#### ROWS:
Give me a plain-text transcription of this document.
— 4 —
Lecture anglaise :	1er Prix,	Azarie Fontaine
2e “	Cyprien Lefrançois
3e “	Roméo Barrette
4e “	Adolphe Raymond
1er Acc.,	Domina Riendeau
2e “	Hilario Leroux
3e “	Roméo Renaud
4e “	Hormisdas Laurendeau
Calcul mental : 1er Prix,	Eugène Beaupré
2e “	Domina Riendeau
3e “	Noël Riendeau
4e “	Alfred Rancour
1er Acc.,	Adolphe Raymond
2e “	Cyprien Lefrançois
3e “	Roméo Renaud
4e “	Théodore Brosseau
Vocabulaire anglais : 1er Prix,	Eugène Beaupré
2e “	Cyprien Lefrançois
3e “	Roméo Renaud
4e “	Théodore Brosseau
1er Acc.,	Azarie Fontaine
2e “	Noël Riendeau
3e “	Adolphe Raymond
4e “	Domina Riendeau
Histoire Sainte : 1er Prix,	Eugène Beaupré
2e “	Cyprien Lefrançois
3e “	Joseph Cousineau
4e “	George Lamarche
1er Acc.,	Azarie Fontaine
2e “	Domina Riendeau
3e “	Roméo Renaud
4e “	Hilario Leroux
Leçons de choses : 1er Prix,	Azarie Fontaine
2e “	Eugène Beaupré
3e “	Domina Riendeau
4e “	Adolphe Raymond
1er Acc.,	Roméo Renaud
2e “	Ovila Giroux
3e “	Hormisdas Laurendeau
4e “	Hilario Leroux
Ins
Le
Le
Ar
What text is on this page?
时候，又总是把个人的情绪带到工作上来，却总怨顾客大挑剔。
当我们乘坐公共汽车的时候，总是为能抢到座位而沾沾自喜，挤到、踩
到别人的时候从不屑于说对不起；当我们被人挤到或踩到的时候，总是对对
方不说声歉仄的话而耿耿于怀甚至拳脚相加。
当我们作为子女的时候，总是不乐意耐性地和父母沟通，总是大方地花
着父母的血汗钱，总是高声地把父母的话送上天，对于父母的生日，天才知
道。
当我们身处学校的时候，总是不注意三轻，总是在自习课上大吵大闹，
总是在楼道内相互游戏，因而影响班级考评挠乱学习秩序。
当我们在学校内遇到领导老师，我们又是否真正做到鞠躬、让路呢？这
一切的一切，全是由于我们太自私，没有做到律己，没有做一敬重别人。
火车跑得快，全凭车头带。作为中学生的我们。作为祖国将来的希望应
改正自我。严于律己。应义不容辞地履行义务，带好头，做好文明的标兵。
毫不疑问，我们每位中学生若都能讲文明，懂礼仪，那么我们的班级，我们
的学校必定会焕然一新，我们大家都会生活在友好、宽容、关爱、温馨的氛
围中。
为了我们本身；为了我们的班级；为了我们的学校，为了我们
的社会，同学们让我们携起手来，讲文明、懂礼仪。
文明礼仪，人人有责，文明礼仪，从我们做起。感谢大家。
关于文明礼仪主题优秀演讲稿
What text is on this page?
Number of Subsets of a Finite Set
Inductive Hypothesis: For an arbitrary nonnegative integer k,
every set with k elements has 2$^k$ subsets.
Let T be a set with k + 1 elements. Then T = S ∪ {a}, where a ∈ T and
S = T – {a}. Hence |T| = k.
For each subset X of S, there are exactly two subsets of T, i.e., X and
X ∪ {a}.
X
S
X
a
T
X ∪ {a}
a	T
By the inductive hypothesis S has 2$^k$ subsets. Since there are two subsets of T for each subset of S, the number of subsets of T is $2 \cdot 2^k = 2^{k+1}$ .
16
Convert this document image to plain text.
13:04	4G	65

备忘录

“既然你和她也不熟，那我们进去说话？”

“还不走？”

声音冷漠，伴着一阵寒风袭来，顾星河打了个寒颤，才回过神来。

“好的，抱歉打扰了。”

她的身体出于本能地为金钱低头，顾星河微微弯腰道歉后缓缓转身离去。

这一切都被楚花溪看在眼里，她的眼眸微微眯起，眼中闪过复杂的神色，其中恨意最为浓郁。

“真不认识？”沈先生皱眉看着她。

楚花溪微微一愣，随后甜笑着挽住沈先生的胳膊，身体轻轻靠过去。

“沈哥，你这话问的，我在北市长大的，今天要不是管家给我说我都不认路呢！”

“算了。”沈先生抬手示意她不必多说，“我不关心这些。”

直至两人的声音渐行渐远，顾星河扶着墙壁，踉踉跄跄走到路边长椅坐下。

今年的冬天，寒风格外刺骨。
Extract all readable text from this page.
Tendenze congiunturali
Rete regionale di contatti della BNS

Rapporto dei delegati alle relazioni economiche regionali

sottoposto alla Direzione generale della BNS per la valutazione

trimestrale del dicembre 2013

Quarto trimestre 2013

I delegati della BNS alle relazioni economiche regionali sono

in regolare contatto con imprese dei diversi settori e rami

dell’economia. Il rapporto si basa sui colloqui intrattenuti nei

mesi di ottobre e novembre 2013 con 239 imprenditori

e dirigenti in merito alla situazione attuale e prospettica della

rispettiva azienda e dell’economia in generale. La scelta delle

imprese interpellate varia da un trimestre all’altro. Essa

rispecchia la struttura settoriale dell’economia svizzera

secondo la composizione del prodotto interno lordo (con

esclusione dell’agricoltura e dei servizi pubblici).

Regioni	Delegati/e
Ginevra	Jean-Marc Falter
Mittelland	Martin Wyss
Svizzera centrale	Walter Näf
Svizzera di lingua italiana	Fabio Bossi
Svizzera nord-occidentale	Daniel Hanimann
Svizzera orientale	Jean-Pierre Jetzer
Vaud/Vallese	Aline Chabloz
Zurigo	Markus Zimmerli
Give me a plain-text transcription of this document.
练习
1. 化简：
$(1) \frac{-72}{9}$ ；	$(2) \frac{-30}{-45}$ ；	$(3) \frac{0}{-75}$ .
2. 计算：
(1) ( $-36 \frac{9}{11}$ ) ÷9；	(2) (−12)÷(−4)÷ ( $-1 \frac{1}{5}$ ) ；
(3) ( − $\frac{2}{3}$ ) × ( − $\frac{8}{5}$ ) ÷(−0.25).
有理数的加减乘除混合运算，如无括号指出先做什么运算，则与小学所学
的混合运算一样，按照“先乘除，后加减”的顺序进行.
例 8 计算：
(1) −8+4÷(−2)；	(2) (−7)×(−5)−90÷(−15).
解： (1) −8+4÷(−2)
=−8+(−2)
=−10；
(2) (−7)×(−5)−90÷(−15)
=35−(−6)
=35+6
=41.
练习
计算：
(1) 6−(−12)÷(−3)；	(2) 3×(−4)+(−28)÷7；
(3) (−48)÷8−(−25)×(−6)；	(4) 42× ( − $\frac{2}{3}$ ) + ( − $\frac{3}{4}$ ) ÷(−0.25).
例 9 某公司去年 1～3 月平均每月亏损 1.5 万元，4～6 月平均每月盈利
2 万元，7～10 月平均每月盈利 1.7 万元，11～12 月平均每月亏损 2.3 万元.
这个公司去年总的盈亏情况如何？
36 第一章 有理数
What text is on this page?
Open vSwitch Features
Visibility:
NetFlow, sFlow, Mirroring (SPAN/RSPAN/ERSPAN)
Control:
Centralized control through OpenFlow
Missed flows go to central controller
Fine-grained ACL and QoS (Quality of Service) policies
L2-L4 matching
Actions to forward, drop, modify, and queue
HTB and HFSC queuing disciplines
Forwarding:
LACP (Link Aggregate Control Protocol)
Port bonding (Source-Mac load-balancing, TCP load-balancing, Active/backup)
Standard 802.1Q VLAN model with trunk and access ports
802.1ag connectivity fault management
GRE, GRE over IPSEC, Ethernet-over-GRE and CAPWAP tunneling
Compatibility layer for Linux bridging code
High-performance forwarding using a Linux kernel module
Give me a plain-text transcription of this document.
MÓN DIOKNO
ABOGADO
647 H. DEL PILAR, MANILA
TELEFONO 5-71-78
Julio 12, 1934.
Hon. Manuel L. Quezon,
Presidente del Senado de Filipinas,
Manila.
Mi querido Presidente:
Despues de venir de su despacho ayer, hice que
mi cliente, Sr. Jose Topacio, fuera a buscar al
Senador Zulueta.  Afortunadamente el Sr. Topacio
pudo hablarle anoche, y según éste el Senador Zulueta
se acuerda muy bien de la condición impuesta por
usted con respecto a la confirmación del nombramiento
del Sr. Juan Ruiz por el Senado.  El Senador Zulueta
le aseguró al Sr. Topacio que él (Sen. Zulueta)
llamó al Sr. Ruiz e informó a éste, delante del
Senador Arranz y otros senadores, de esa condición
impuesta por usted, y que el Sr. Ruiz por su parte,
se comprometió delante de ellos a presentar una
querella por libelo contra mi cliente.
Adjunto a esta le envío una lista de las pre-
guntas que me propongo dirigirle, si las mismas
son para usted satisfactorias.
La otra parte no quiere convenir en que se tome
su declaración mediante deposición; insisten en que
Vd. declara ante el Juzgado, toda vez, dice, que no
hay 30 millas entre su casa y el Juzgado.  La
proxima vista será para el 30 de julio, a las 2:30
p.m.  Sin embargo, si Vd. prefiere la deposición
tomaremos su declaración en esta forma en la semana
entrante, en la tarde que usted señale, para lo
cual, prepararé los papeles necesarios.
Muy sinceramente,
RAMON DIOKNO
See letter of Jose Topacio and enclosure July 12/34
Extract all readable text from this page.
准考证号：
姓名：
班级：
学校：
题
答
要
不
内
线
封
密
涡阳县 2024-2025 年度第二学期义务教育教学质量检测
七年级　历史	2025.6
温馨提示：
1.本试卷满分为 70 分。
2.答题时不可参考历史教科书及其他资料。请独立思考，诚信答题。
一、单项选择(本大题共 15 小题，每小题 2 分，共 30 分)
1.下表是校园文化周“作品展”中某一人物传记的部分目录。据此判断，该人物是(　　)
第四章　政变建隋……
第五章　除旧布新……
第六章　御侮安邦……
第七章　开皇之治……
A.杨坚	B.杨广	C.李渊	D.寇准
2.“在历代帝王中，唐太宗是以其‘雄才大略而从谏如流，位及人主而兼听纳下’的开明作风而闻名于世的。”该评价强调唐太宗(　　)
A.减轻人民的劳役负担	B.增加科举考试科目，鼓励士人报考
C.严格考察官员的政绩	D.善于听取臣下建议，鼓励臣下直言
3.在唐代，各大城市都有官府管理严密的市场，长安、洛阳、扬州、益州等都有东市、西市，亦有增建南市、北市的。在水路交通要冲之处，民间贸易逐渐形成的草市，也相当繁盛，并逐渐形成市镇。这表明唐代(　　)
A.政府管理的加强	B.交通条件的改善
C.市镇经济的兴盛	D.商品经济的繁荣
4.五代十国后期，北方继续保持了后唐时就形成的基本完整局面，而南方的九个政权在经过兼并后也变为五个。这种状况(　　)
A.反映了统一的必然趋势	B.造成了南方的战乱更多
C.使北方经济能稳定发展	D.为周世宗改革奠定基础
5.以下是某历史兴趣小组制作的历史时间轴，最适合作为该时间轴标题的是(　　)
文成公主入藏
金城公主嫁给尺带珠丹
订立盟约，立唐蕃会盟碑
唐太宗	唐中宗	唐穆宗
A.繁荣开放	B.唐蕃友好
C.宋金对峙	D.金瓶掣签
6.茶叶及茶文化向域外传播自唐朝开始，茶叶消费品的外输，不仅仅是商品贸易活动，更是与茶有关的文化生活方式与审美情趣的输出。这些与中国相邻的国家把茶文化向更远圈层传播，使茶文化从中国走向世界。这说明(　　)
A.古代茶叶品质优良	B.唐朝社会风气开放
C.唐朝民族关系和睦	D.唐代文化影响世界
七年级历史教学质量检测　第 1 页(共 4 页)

#### WRITTEN REQUEST:
Search the lines for the string "elements" and copy every line that has it.

#### TASK ANSWER:
every set with k elements has 2$^k$ subsets.
Let T be a set with k + 1 elements. Then T = S ∪ {a}, where a ∈ T and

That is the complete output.